-------- Records for the task

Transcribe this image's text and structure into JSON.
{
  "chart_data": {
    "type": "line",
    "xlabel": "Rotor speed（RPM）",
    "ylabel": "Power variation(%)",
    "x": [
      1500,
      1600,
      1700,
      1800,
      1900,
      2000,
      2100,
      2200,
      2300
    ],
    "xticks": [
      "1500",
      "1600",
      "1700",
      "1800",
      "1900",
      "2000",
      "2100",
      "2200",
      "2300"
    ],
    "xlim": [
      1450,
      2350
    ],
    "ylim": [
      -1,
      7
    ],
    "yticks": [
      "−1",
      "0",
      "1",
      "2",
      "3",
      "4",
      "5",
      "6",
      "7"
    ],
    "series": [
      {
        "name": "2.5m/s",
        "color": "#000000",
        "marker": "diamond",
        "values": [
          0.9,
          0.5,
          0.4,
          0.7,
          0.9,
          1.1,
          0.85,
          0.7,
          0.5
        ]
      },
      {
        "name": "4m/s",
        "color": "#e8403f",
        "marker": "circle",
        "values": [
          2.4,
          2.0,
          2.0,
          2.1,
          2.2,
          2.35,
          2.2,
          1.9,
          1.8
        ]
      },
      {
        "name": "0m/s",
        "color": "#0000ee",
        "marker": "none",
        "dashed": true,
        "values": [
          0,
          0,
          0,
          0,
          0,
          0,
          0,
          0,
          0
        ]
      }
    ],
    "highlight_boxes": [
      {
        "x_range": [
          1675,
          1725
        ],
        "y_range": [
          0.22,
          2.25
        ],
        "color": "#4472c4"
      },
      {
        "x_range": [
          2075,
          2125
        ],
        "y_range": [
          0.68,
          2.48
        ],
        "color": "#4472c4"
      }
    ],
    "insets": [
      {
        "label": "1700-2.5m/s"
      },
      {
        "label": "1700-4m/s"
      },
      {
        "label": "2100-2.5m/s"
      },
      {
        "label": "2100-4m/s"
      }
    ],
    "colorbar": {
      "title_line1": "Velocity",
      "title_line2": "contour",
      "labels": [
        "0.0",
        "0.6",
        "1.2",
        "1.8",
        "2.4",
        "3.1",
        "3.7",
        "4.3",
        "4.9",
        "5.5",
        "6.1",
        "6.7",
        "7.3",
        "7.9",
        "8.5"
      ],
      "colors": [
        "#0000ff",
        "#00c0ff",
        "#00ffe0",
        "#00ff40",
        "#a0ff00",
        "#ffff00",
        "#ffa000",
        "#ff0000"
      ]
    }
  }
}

----------------

(Challenge) Scan the listing above for the word "marker" and show each line where it is found.

(Answer to this problem)
        "marker": "diamond",
        "marker": "circle",
        "marker": "none",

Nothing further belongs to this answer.